** Start Data for the task **

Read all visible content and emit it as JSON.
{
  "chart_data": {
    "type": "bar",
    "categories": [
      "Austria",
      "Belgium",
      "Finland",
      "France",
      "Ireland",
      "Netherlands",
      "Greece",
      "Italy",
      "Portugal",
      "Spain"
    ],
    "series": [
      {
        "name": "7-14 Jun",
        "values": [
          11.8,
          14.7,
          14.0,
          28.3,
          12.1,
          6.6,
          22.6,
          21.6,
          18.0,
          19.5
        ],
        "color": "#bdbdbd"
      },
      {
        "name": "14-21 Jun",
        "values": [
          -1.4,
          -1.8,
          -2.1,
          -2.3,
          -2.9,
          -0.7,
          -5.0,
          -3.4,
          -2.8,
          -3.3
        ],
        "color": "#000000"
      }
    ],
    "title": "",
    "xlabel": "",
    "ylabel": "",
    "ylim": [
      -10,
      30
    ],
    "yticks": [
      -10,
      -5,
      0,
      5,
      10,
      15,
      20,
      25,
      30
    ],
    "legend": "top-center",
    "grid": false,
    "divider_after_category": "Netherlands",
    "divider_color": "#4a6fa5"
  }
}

** End Data for the task **

## What is being asked
Copy the records above exactly.

## Problem solution
Read all visible content and emit it as JSON.
{
  "chart_data": {
    "type": "bar",
    "categories": [
      "Austria",
      "Belgium",
      "Finland",
      "France",
      "Ireland",
      "Netherlands",
      "Greece",
      "Italy",
      "Portugal",
      "Spain"
    ],
    "series": [
      {
        "name": "7-14 Jun",
        "values": [
          11.8,
          14.7,
          14.0,
          28.3,
          12.1,
          6.6,
          22.6,
          21.6,
          18.0,
          19.5
        ],
        "color": "#bdbdbd"
      },
      {
        "name": "14-21 Jun",
        "values": [
          -1.4,
          -1.8,
          -2.1,
          -2.3,
          -2.9,
          -0.7,
          -5.0,
          -3.4,
          -2.8,
          -3.3
        ],
        "color": "#000000"
      }
    ],
    "title": "",
    "xlabel": "",
    "ylabel": "",
    "ylim": [
      -10,
      30
    ],
    "yticks": [
      -10,
      -5,
      0,
      5,
      10,
      15,
      20,
      25,
      30
    ],
    "legend": "top-center",
    "grid": false,
    "divider_after_category": "Netherlands",
    "divider_color": "#4a6fa5"
  }
}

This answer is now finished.